**Task statement**
Set down the material below word for word, excluding the pictures.

***** Data to process

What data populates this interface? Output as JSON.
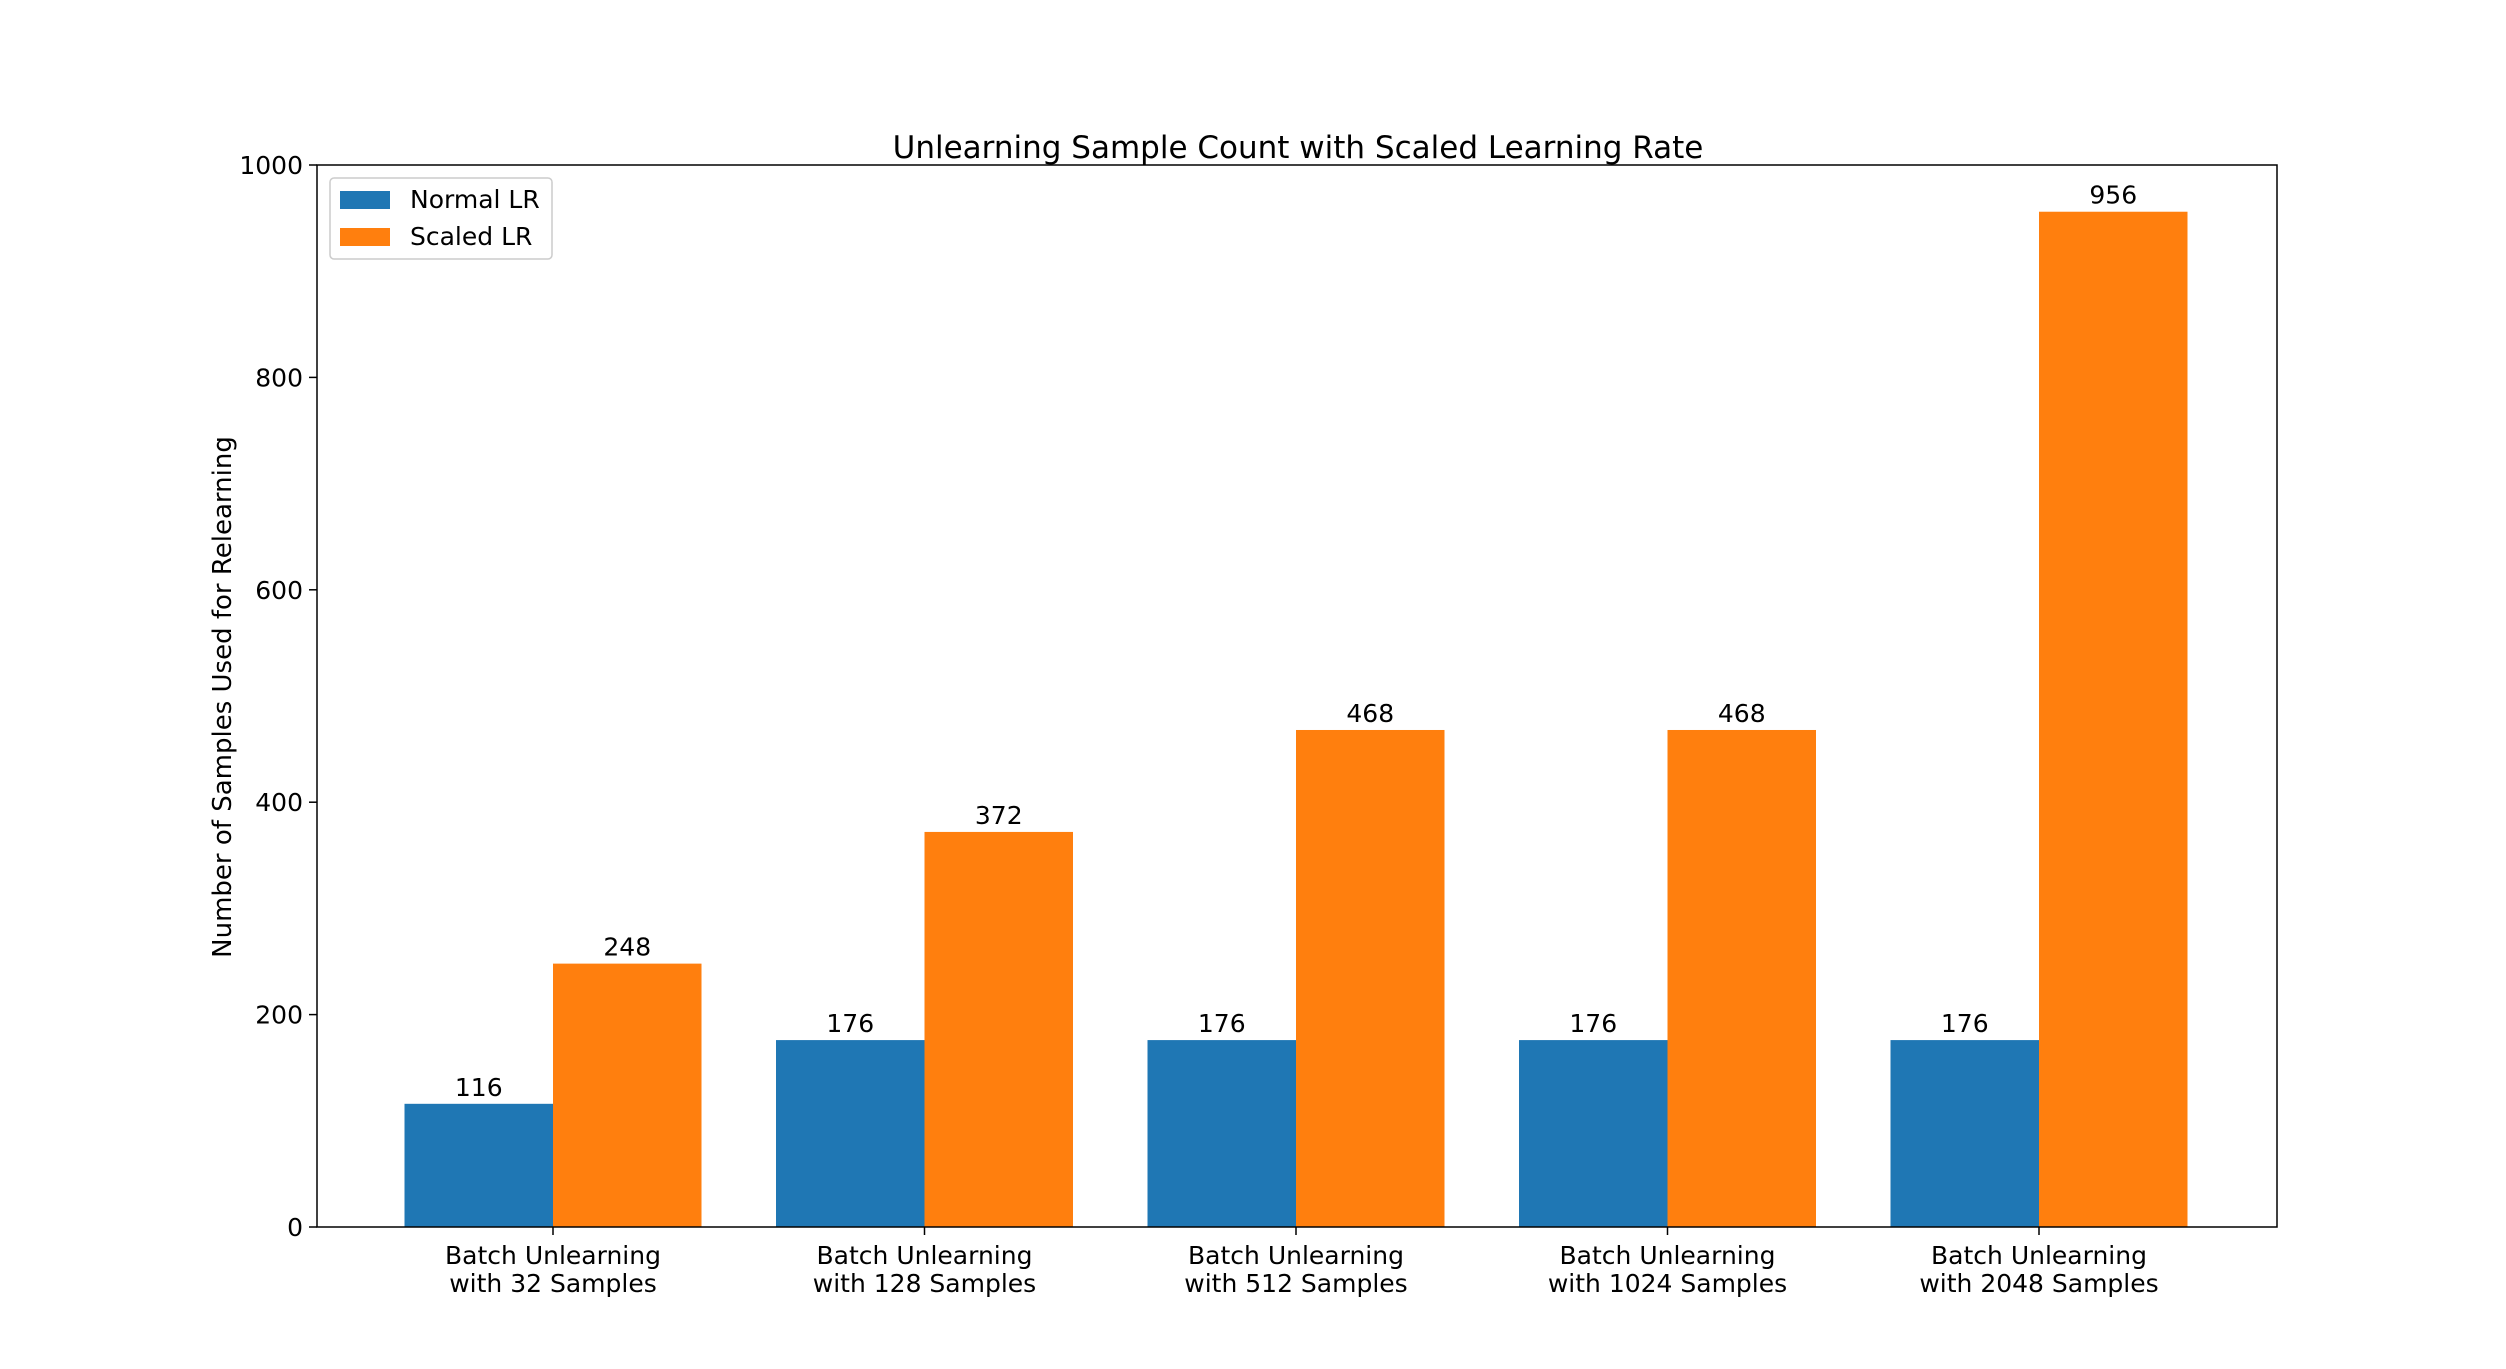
{
  "chart_data": {
    "type": "bar",
    "title": "Unlearning Sample Count with Scaled Learning Rate",
    "xlabel": "",
    "ylabel": "Number of Samples Used for Relearning",
    "categories": [
      "Batch Unlearning\nwith 32 Samples",
      "Batch Unlearning\nwith 128 Samples",
      "Batch Unlearning\nwith 512 Samples",
      "Batch Unlearning\nwith 1024 Samples",
      "Batch Unlearning\nwith 2048 Samples"
    ],
    "series": [
      {
        "name": "Normal LR",
        "color": "#1f77b4",
        "values": [
          116,
          176,
          176,
          176,
          176
        ]
      },
      {
        "name": "Scaled LR",
        "color": "#ff7f0e",
        "values": [
          248,
          372,
          468,
          468,
          956
        ]
      }
    ],
    "ylim": [
      0,
      1000
    ],
    "yticks": [
      0,
      200,
      400,
      600,
      800,
      1000
    ],
    "grid": false,
    "legend_position": "top-left",
    "show_value_labels": true
  }
}
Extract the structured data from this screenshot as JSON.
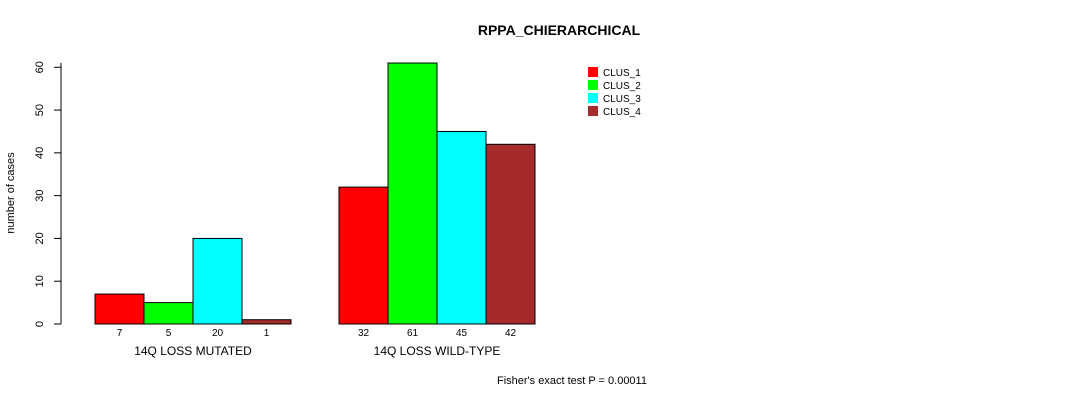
{
  "chart_data": {
    "type": "bar",
    "title": "RPPA_CHIERARCHICAL",
    "xlabel": "",
    "ylabel": "number of cases",
    "ylim": [
      0,
      61
    ],
    "yticks": [
      0,
      10,
      20,
      30,
      40,
      50,
      60
    ],
    "categories": [
      "14Q LOSS MUTATED",
      "14Q LOSS WILD-TYPE"
    ],
    "series": [
      {
        "name": "CLUS_1",
        "color": "#ff0000",
        "values": [
          7,
          32
        ]
      },
      {
        "name": "CLUS_2",
        "color": "#00ff00",
        "values": [
          5,
          61
        ]
      },
      {
        "name": "CLUS_3",
        "color": "#00ffff",
        "values": [
          20,
          45
        ]
      },
      {
        "name": "CLUS_4",
        "color": "#a52a2a",
        "values": [
          1,
          42
        ]
      }
    ],
    "legend_position": "top-right",
    "grid": false,
    "annotation": "Fisher's exact test P = 0.00011"
  }
}
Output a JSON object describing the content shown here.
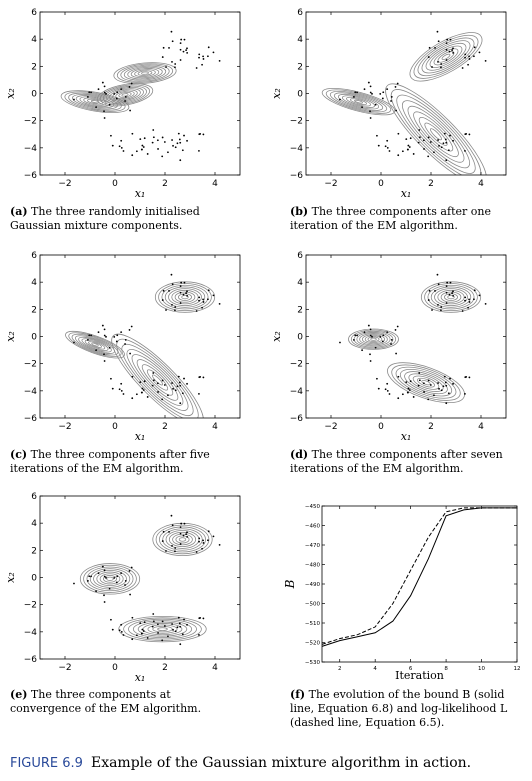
{
  "figure": {
    "label": "FIGURE 6.9",
    "text": "Example of the Gaussian mixture algorithm in action."
  },
  "chart_data": [
    {
      "id": "a",
      "type": "scatter",
      "caption_label": "(a)",
      "caption": "The three randomly initialised Gaussian mixture components.",
      "xlabel": "x₁",
      "ylabel": "x₂",
      "xlim": [
        -3,
        5
      ],
      "ylim": [
        -6,
        6
      ],
      "xticks": [
        -2,
        0,
        2,
        4
      ],
      "yticks": [
        -6,
        -4,
        -2,
        0,
        2,
        4,
        6
      ],
      "components": [
        {
          "mean": [
            -0.8,
            -0.6
          ],
          "sx": 1.1,
          "sy": 0.55,
          "angle": -10
        },
        {
          "mean": [
            0.4,
            -0.1
          ],
          "sx": 0.9,
          "sy": 0.6,
          "angle": 10
        },
        {
          "mean": [
            1.2,
            1.5
          ],
          "sx": 1.0,
          "sy": 0.6,
          "angle": 5
        }
      ]
    },
    {
      "id": "b",
      "type": "scatter",
      "caption_label": "(b)",
      "caption": "The three components after one iteration of the EM algorithm.",
      "xlabel": "x₁",
      "ylabel": "x₂",
      "xlim": [
        -3,
        5
      ],
      "ylim": [
        -6,
        6
      ],
      "xticks": [
        -2,
        0,
        2,
        4
      ],
      "yticks": [
        -6,
        -4,
        -2,
        0,
        2,
        4,
        6
      ],
      "components": [
        {
          "mean": [
            -0.9,
            -0.6
          ],
          "sx": 1.2,
          "sy": 0.55,
          "angle": -15
        },
        {
          "mean": [
            2.2,
            -3.0
          ],
          "sx": 2.2,
          "sy": 1.1,
          "angle": -45
        },
        {
          "mean": [
            2.6,
            2.7
          ],
          "sx": 1.3,
          "sy": 0.9,
          "angle": 30
        }
      ]
    },
    {
      "id": "c",
      "type": "scatter",
      "caption_label": "(c)",
      "caption": "The three components after five iterations of the EM algorithm.",
      "xlabel": "x₁",
      "ylabel": "x₂",
      "xlim": [
        -3,
        5
      ],
      "ylim": [
        -6,
        6
      ],
      "xticks": [
        -2,
        0,
        2,
        4
      ],
      "yticks": [
        -6,
        -4,
        -2,
        0,
        2,
        4,
        6
      ],
      "components": [
        {
          "mean": [
            -0.8,
            -0.6
          ],
          "sx": 1.0,
          "sy": 0.5,
          "angle": -20
        },
        {
          "mean": [
            1.7,
            -3.2
          ],
          "sx": 2.0,
          "sy": 1.0,
          "angle": -45
        },
        {
          "mean": [
            2.8,
            2.9
          ],
          "sx": 0.95,
          "sy": 0.9,
          "angle": 0
        }
      ]
    },
    {
      "id": "d",
      "type": "scatter",
      "caption_label": "(d)",
      "caption": "The three components after seven iterations of the EM algorithm.",
      "xlabel": "x₁",
      "ylabel": "x₂",
      "xlim": [
        -3,
        5
      ],
      "ylim": [
        -6,
        6
      ],
      "xticks": [
        -2,
        0,
        2,
        4
      ],
      "yticks": [
        -6,
        -4,
        -2,
        0,
        2,
        4,
        6
      ],
      "components": [
        {
          "mean": [
            -0.3,
            -0.2
          ],
          "sx": 0.8,
          "sy": 0.6,
          "angle": 0
        },
        {
          "mean": [
            1.8,
            -3.4
          ],
          "sx": 1.3,
          "sy": 0.9,
          "angle": -20
        },
        {
          "mean": [
            2.8,
            2.9
          ],
          "sx": 0.95,
          "sy": 0.9,
          "angle": 0
        }
      ]
    },
    {
      "id": "e",
      "type": "scatter",
      "caption_label": "(e)",
      "caption": "The three components at convergence of the EM algorithm.",
      "xlabel": "x₁",
      "ylabel": "x₂",
      "xlim": [
        -3,
        5
      ],
      "ylim": [
        -6,
        6
      ],
      "xticks": [
        -2,
        0,
        2,
        4
      ],
      "yticks": [
        -6,
        -4,
        -2,
        0,
        2,
        4,
        6
      ],
      "components": [
        {
          "mean": [
            -0.2,
            -0.1
          ],
          "sx": 0.95,
          "sy": 0.9,
          "angle": 0
        },
        {
          "mean": [
            1.9,
            -3.8
          ],
          "sx": 1.4,
          "sy": 0.75,
          "angle": 0
        },
        {
          "mean": [
            2.7,
            2.8
          ],
          "sx": 0.95,
          "sy": 0.95,
          "angle": 0
        }
      ]
    },
    {
      "id": "f",
      "type": "line",
      "caption_label": "(f)",
      "caption": "The evolution of the bound B (solid line, Equation 6.8) and log-likelihood L (dashed line, Equation 6.5).",
      "xlabel": "Iteration",
      "ylabel": "B",
      "xlim": [
        1,
        12
      ],
      "ylim": [
        -530,
        -450
      ],
      "xticks": [
        2,
        4,
        6,
        8,
        10,
        12
      ],
      "yticks": [
        -530,
        -520,
        -510,
        -500,
        -490,
        -480,
        -470,
        -460,
        -450
      ],
      "series": [
        {
          "style": "solid",
          "x": [
            1,
            2,
            3,
            4,
            5,
            6,
            7,
            8,
            9,
            10,
            11,
            12
          ],
          "y": [
            -522,
            -519,
            -517,
            -515,
            -509,
            -496,
            -477,
            -455,
            -452,
            -451,
            -451,
            -451
          ]
        },
        {
          "style": "dashed",
          "x": [
            1,
            2,
            3,
            4,
            5,
            6,
            7,
            8,
            9,
            10,
            11,
            12
          ],
          "y": [
            -521,
            -518,
            -516,
            -512,
            -500,
            -483,
            -466,
            -453,
            -451,
            -451,
            -451,
            -451
          ]
        }
      ]
    }
  ]
}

**********

**Exercise answer**
What data populates this interface? Output as JSON.
{
  "chart_data": {
    "type": "bar",
    "title": "Unlearning Sample Count with Scaled Learning Rate",
    "xlabel": "",
    "ylabel": "Number of Samples Used for Relearning",
    "categories": [
      "Batch Unlearning\nwith 32 Samples",
      "Batch Unlearning\nwith 128 Samples",
      "Batch Unlearning\nwith 512 Samples",
      "Batch Unlearning\nwith 1024 Samples",
      "Batch Unlearning\nwith 2048 Samples"
    ],
    "series": [
      {
        "name": "Normal LR",
        "color": "#1f77b4",
        "values": [
          116,
          176,
          176,
          176,
          176
        ]
      },
      {
        "name": "Scaled LR",
        "color": "#ff7f0e",
        "values": [
          248,
          372,
          468,
          468,
          956
        ]
      }
    ],
    "ylim": [
      0,
      1000
    ],
    "yticks": [
      0,
      200,
      400,
      600,
      800,
      1000
    ],
    "grid": false,
    "legend_position": "top-left",
    "show_value_labels": true
  }
}
Extract the structured data from this screenshot as JSON.
{
  "chart_data": {
    "type": "bar",
    "title": "RPPA_CHIERARCHICAL",
    "xlabel": "",
    "ylabel": "number of cases",
    "ylim": [
      0,
      61
    ],
    "yticks": [
      0,
      10,
      20,
      30,
      40,
      50,
      60
    ],
    "categories": [
      "14Q LOSS MUTATED",
      "14Q LOSS WILD-TYPE"
    ],
    "series": [
      {
        "name": "CLUS_1",
        "color": "#ff0000",
        "values": [
          7,
          32
        ]
      },
      {
        "name": "CLUS_2",
        "color": "#00ff00",
        "values": [
          5,
          61
        ]
      },
      {
        "name": "CLUS_3",
        "color": "#00ffff",
        "values": [
          20,
          45
        ]
      },
      {
        "name": "CLUS_4",
        "color": "#a52a2a",
        "values": [
          1,
          42
        ]
      }
    ],
    "legend_position": "top-right",
    "grid": false,
    "annotation": "Fisher's exact test P = 0.00011"
  }
}
Output a JSON object describing the content shown here.
{
  "figure": {
    "label": "FIGURE 6.9",
    "text": "Example of the Gaussian mixture algorithm in action."
  },
  "chart_data": [
    {
      "id": "a",
      "type": "scatter",
      "caption_label": "(a)",
      "caption": "The three randomly initialised Gaussian mixture components.",
      "xlabel": "x₁",
      "ylabel": "x₂",
      "xlim": [
        -3,
        5
      ],
      "ylim": [
        -6,
        6
      ],
      "xticks": [
        -2,
        0,
        2,
        4
      ],
      "yticks": [
        -6,
        -4,
        -2,
        0,
        2,
        4,
        6
      ],
      "components": [
        {
          "mean": [
            -0.8,
            -0.6
          ],
          "sx": 1.1,
          "sy": 0.55,
          "angle": -10
        },
        {
          "mean": [
            0.4,
            -0.1
          ],
          "sx": 0.9,
          "sy": 0.6,
          "angle": 10
        },
        {
          "mean": [
            1.2,
            1.5
          ],
          "sx": 1.0,
          "sy": 0.6,
          "angle": 5
        }
      ]
    },
    {
      "id": "b",
      "type": "scatter",
      "caption_label": "(b)",
      "caption": "The three components after one iteration of the EM algorithm.",
      "xlabel": "x₁",
      "ylabel": "x₂",
      "xlim": [
        -3,
        5
      ],
      "ylim": [
        -6,
        6
      ],
      "xticks": [
        -2,
        0,
        2,
        4
      ],
      "yticks": [
        -6,
        -4,
        -2,
        0,
        2,
        4,
        6
      ],
      "components": [
        {
          "mean": [
            -0.9,
            -0.6
          ],
          "sx": 1.2,
          "sy": 0.55,
          "angle": -15
        },
        {
          "mean": [
            2.2,
            -3.0
          ],
          "sx": 2.2,
          "sy": 1.1,
          "angle": -45
        },
        {
          "mean": [
            2.6,
            2.7
          ],
          "sx": 1.3,
          "sy": 0.9,
          "angle": 30
        }
      ]
    },
    {
      "id": "c",
      "type": "scatter",
      "caption_label": "(c)",
      "caption": "The three components after five iterations of the EM algorithm.",
      "xlabel": "x₁",
      "ylabel": "x₂",
      "xlim": [
        -3,
        5
      ],
      "ylim": [
        -6,
        6
      ],
      "xticks": [
        -2,
        0,
        2,
        4
      ],
      "yticks": [
        -6,
        -4,
        -2,
        0,
        2,
        4,
        6
      ],
      "components": [
        {
          "mean": [
            -0.8,
            -0.6
          ],
          "sx": 1.0,
          "sy": 0.5,
          "angle": -20
        },
        {
          "mean": [
            1.7,
            -3.2
          ],
          "sx": 2.0,
          "sy": 1.0,
          "angle": -45
        },
        {
          "mean": [
            2.8,
            2.9
          ],
          "sx": 0.95,
          "sy": 0.9,
          "angle": 0
        }
      ]
    },
    {
      "id": "d",
      "type": "scatter",
      "caption_label": "(d)",
      "caption": "The three components after seven iterations of the EM algorithm.",
      "xlabel": "x₁",
      "ylabel": "x₂",
      "xlim": [
        -3,
        5
      ],
      "ylim": [
        -6,
        6
      ],
      "xticks": [
        -2,
        0,
        2,
        4
      ],
      "yticks": [
        -6,
        -4,
        -2,
        0,
        2,
        4,
        6
      ],
      "components": [
        {
          "mean": [
            -0.3,
            -0.2
          ],
          "sx": 0.8,
          "sy": 0.6,
          "angle": 0
        },
        {
          "mean": [
            1.8,
            -3.4
          ],
          "sx": 1.3,
          "sy": 0.9,
          "angle": -20
        },
        {
          "mean": [
            2.8,
            2.9
          ],
          "sx": 0.95,
          "sy": 0.9,
          "angle": 0
        }
      ]
    },
    {
      "id": "e",
      "type": "scatter",
      "caption_label": "(e)",
      "caption": "The three components at convergence of the EM algorithm.",
      "xlabel": "x₁",
      "ylabel": "x₂",
      "xlim": [
        -3,
        5
      ],
      "ylim": [
        -6,
        6
      ],
      "xticks": [
        -2,
        0,
        2,
        4
      ],
      "yticks": [
        -6,
        -4,
        -2,
        0,
        2,
        4,
        6
      ],
      "components": [
        {
          "mean": [
            -0.2,
            -0.1
          ],
          "sx": 0.95,
          "sy": 0.9,
          "angle": 0
        },
        {
          "mean": [
            1.9,
            -3.8
          ],
          "sx": 1.4,
          "sy": 0.75,
          "angle": 0
        },
        {
          "mean": [
            2.7,
            2.8
          ],
          "sx": 0.95,
          "sy": 0.95,
          "angle": 0
        }
      ]
    },
    {
      "id": "f",
      "type": "line",
      "caption_label": "(f)",
      "caption": "The evolution of the bound B (solid line, Equation 6.8) and log-likelihood L (dashed line, Equation 6.5).",
      "xlabel": "Iteration",
      "ylabel": "B",
      "xlim": [
        1,
        12
      ],
      "ylim": [
        -530,
        -450
      ],
      "xticks": [
        2,
        4,
        6,
        8,
        10,
        12
      ],
      "yticks": [
        -530,
        -520,
        -510,
        -500,
        -490,
        -480,
        -470,
        -460,
        -450
      ],
      "series": [
        {
          "style": "solid",
          "x": [
            1,
            2,
            3,
            4,
            5,
            6,
            7,
            8,
            9,
            10,
            11,
            12
          ],
          "y": [
            -522,
            -519,
            -517,
            -515,
            -509,
            -496,
            -477,
            -455,
            -452,
            -451,
            -451,
            -451
          ]
        },
        {
          "style": "dashed",
          "x": [
            1,
            2,
            3,
            4,
            5,
            6,
            7,
            8,
            9,
            10,
            11,
            12
          ],
          "y": [
            -521,
            -518,
            -516,
            -512,
            -500,
            -483,
            -466,
            -453,
            -451,
            -451,
            -451,
            -451
          ]
        }
      ]
    }
  ]
}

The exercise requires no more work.